§ **Recorded data**:

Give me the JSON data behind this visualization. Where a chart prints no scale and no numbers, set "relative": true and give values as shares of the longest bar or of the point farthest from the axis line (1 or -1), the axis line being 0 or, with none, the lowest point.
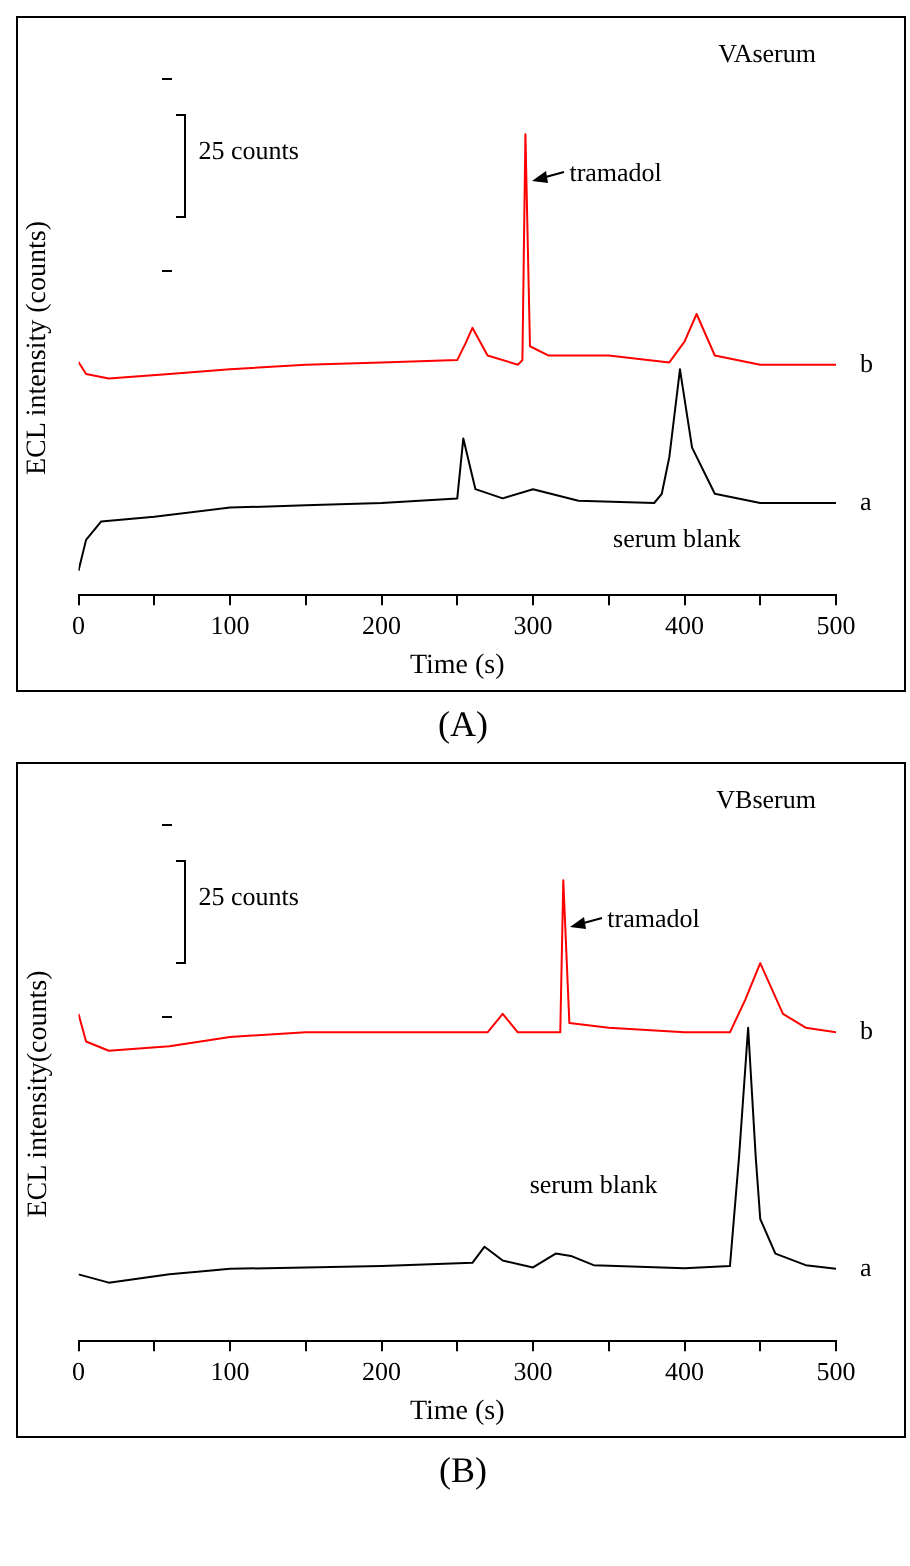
{
  "chart_data": [
    {
      "type": "line",
      "relative": true,
      "xlabel": "Time (s)",
      "ylabel": "ECL intensity (counts)",
      "xlim": [
        0,
        500
      ],
      "xticks": [
        0,
        {
          "value": 50,
          "label": null
        },
        100,
        {
          "value": 150,
          "label": null
        },
        200,
        {
          "value": 250,
          "label": null
        },
        300,
        {
          "value": 350,
          "label": null
        },
        400,
        {
          "value": 450,
          "label": null
        },
        500
      ],
      "tick_labels": "x",
      "grid": false,
      "legend": false,
      "marker": "none",
      "line_style": "solid",
      "series": [
        {
          "name": "b",
          "color": "#ff0000",
          "x": [
            0,
            5,
            20,
            60,
            100,
            150,
            200,
            250,
            256,
            260,
            270,
            290,
            293,
            295,
            298,
            310,
            350,
            390,
            400,
            408,
            420,
            450,
            500
          ],
          "values": [
            0.506,
            0.48,
            0.47,
            0.48,
            0.49,
            0.5,
            0.505,
            0.51,
            0.55,
            0.58,
            0.52,
            0.5,
            0.51,
            1.0,
            0.54,
            0.52,
            0.52,
            0.505,
            0.55,
            0.61,
            0.52,
            0.5,
            0.5
          ]
        },
        {
          "name": "a",
          "color": "#000000",
          "x": [
            0,
            5,
            15,
            50,
            100,
            150,
            200,
            250,
            254,
            262,
            280,
            300,
            330,
            380,
            385,
            390,
            397,
            405,
            420,
            450,
            500
          ],
          "values": [
            0.053,
            0.12,
            0.16,
            0.17,
            0.19,
            0.195,
            0.2,
            0.21,
            0.34,
            0.23,
            0.21,
            0.23,
            0.205,
            0.2,
            0.22,
            0.3,
            0.49,
            0.32,
            0.22,
            0.2,
            0.2
          ]
        }
      ],
      "annotations": [
        "VAserum",
        "25 counts",
        "(A)",
        "serum blank",
        {
          "text": "tramadol",
          "x": 295,
          "y": 1.0
        }
      ]
    },
    {
      "type": "line",
      "relative": true,
      "xlabel": "Time (s)",
      "ylabel": "ECL intensity(counts)",
      "xlim": [
        0,
        500
      ],
      "xticks": [
        0,
        {
          "value": 50,
          "label": null
        },
        100,
        {
          "value": 150,
          "label": null
        },
        200,
        {
          "value": 250,
          "label": null
        },
        300,
        {
          "value": 350,
          "label": null
        },
        400,
        {
          "value": 450,
          "label": null
        },
        500
      ],
      "tick_labels": "x",
      "grid": false,
      "legend": false,
      "marker": "none",
      "line_style": "solid",
      "series": [
        {
          "name": "b",
          "color": "#ff0000",
          "x": [
            0,
            5,
            20,
            60,
            100,
            150,
            200,
            270,
            280,
            290,
            318,
            320,
            324,
            350,
            400,
            430,
            440,
            450,
            465,
            480,
            500
          ],
          "values": [
            0.71,
            0.65,
            0.63,
            0.64,
            0.66,
            0.67,
            0.67,
            0.67,
            0.71,
            0.67,
            0.67,
            1.0,
            0.69,
            0.68,
            0.67,
            0.67,
            0.74,
            0.82,
            0.71,
            0.68,
            0.67
          ]
        },
        {
          "name": "a",
          "color": "#000000",
          "x": [
            0,
            20,
            60,
            100,
            150,
            200,
            260,
            268,
            280,
            300,
            315,
            325,
            340,
            400,
            430,
            436,
            442,
            447,
            450,
            460,
            480,
            500
          ],
          "values": [
            0.145,
            0.127,
            0.145,
            0.157,
            0.16,
            0.163,
            0.17,
            0.205,
            0.175,
            0.16,
            0.19,
            0.185,
            0.165,
            0.158,
            0.163,
            0.4,
            0.68,
            0.4,
            0.265,
            0.19,
            0.165,
            0.157
          ]
        }
      ],
      "annotations": [
        "VBserum",
        "25 counts",
        "(B)",
        "serum blank",
        {
          "text": "tramadol",
          "x": 320,
          "y": 1.0
        }
      ]
    }
  ]
}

§ **EXERCISE DESCRIPTION**: Leave the images out and output the remaining material exactly as it stands.

§ **TASK ANSWER**:
Give me the JSON data behind this visualization. Where a chart prints no scale and no numbers, set "relative": true and give values as shares of the longest bar or of the point farthest from the axis line (1 or -1), the axis line being 0 or, with none, the lowest point.
{
  "chart_data": [
    {
      "type": "line",
      "relative": true,
      "xlabel": "Time (s)",
      "ylabel": "ECL intensity (counts)",
      "xlim": [
        0,
        500
      ],
      "xticks": [
        0,
        {
          "value": 50,
          "label": null
        },
        100,
        {
          "value": 150,
          "label": null
        },
        200,
        {
          "value": 250,
          "label": null
        },
        300,
        {
          "value": 350,
          "label": null
        },
        400,
        {
          "value": 450,
          "label": null
        },
        500
      ],
      "tick_labels": "x",
      "grid": false,
      "legend": false,
      "marker": "none",
      "line_style": "solid",
      "series": [
        {
          "name": "b",
          "color": "#ff0000",
          "x": [
            0,
            5,
            20,
            60,
            100,
            150,
            200,
            250,
            256,
            260,
            270,
            290,
            293,
            295,
            298,
            310,
            350,
            390,
            400,
            408,
            420,
            450,
            500
          ],
          "values": [
            0.506,
            0.48,
            0.47,
            0.48,
            0.49,
            0.5,
            0.505,
            0.51,
            0.55,
            0.58,
            0.52,
            0.5,
            0.51,
            1.0,
            0.54,
            0.52,
            0.52,
            0.505,
            0.55,
            0.61,
            0.52,
            0.5,
            0.5
          ]
        },
        {
          "name": "a",
          "color": "#000000",
          "x": [
            0,
            5,
            15,
            50,
            100,
            150,
            200,
            250,
            254,
            262,
            280,
            300,
            330,
            380,
            385,
            390,
            397,
            405,
            420,
            450,
            500
          ],
          "values": [
            0.053,
            0.12,
            0.16,
            0.17,
            0.19,
            0.195,
            0.2,
            0.21,
            0.34,
            0.23,
            0.21,
            0.23,
            0.205,
            0.2,
            0.22,
            0.3,
            0.49,
            0.32,
            0.22,
            0.2,
            0.2
          ]
        }
      ],
      "annotations": [
        "VAserum",
        "25 counts",
        "(A)",
        "serum blank",
        {
          "text": "tramadol",
          "x": 295,
          "y": 1.0
        }
      ]
    },
    {
      "type": "line",
      "relative": true,
      "xlabel": "Time (s)",
      "ylabel": "ECL intensity(counts)",
      "xlim": [
        0,
        500
      ],
      "xticks": [
        0,
        {
          "value": 50,
          "label": null
        },
        100,
        {
          "value": 150,
          "label": null
        },
        200,
        {
          "value": 250,
          "label": null
        },
        300,
        {
          "value": 350,
          "label": null
        },
        400,
        {
          "value": 450,
          "label": null
        },
        500
      ],
      "tick_labels": "x",
      "grid": false,
      "legend": false,
      "marker": "none",
      "line_style": "solid",
      "series": [
        {
          "name": "b",
          "color": "#ff0000",
          "x": [
            0,
            5,
            20,
            60,
            100,
            150,
            200,
            270,
            280,
            290,
            318,
            320,
            324,
            350,
            400,
            430,
            440,
            450,
            465,
            480,
            500
          ],
          "values": [
            0.71,
            0.65,
            0.63,
            0.64,
            0.66,
            0.67,
            0.67,
            0.67,
            0.71,
            0.67,
            0.67,
            1.0,
            0.69,
            0.68,
            0.67,
            0.67,
            0.74,
            0.82,
            0.71,
            0.68,
            0.67
          ]
        },
        {
          "name": "a",
          "color": "#000000",
          "x": [
            0,
            20,
            60,
            100,
            150,
            200,
            260,
            268,
            280,
            300,
            315,
            325,
            340,
            400,
            430,
            436,
            442,
            447,
            450,
            460,
            480,
            500
          ],
          "values": [
            0.145,
            0.127,
            0.145,
            0.157,
            0.16,
            0.163,
            0.17,
            0.205,
            0.175,
            0.16,
            0.19,
            0.185,
            0.165,
            0.158,
            0.163,
            0.4,
            0.68,
            0.4,
            0.265,
            0.19,
            0.165,
            0.157
          ]
        }
      ],
      "annotations": [
        "VBserum",
        "25 counts",
        "(B)",
        "serum blank",
        {
          "text": "tramadol",
          "x": 320,
          "y": 1.0
        }
      ]
    }
  ]
}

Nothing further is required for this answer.